● Exercise details: Gather all lines from the material that contain "color".

Figure collection entries:

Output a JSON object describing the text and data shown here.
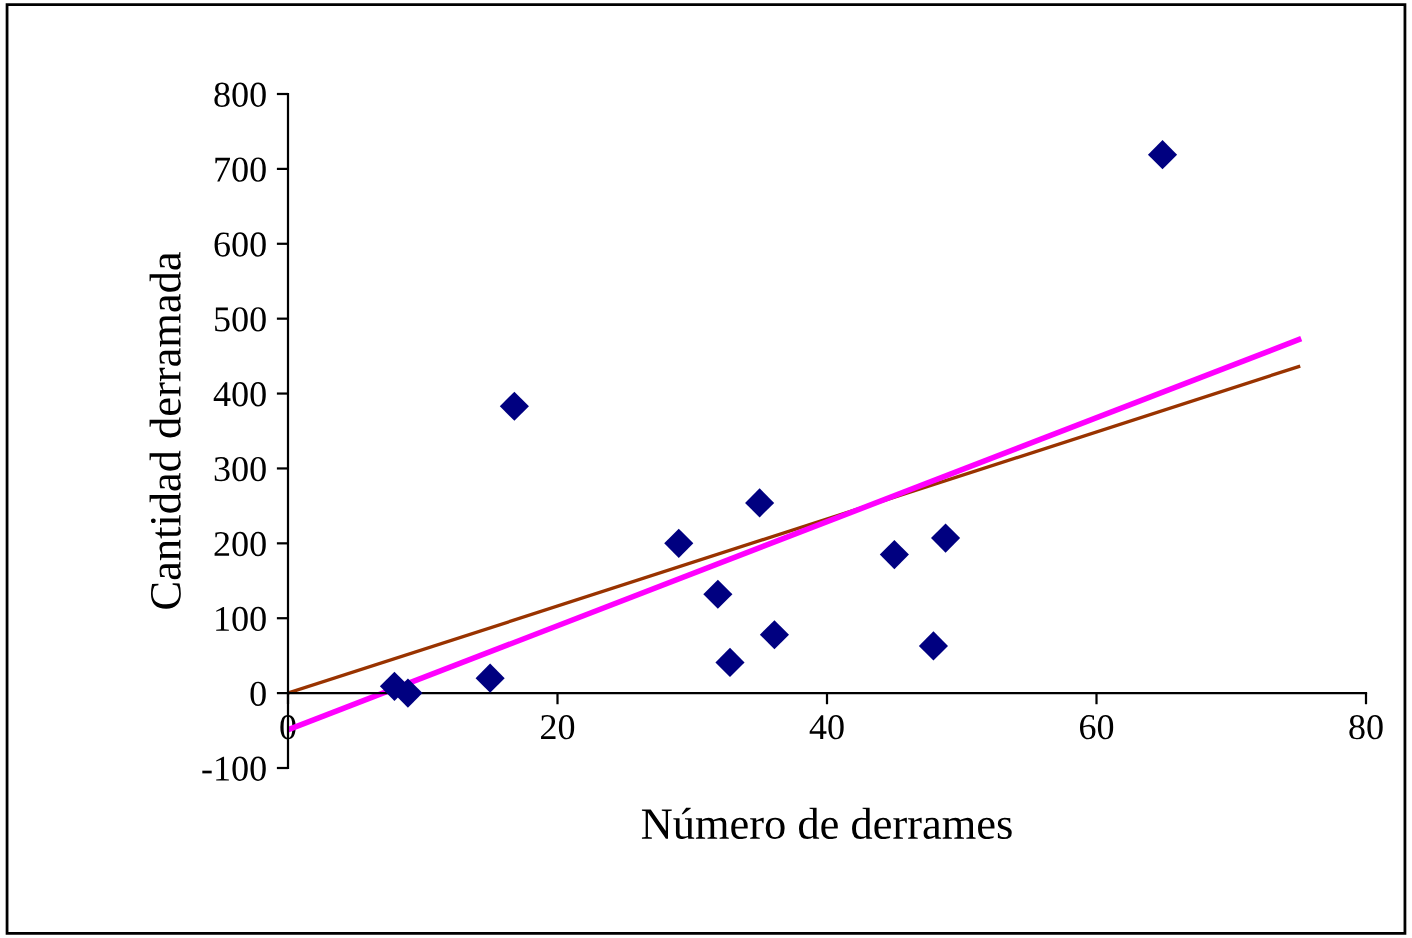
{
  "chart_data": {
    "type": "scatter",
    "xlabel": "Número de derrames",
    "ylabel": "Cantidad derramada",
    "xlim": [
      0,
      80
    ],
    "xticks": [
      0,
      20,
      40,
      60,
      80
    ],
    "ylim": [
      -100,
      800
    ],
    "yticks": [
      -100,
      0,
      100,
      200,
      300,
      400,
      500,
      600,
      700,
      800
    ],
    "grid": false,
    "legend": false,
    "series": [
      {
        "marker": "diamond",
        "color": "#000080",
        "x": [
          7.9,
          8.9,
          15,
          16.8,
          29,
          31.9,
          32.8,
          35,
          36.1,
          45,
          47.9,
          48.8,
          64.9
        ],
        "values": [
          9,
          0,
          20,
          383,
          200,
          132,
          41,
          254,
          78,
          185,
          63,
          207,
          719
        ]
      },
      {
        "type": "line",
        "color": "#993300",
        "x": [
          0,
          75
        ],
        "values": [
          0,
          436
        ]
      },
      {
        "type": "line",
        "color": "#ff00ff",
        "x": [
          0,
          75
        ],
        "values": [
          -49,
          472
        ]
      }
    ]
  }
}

● Result of the exercise:
        "color": "#000080",
        "color": "#993300",
        "color": "#ff00ff",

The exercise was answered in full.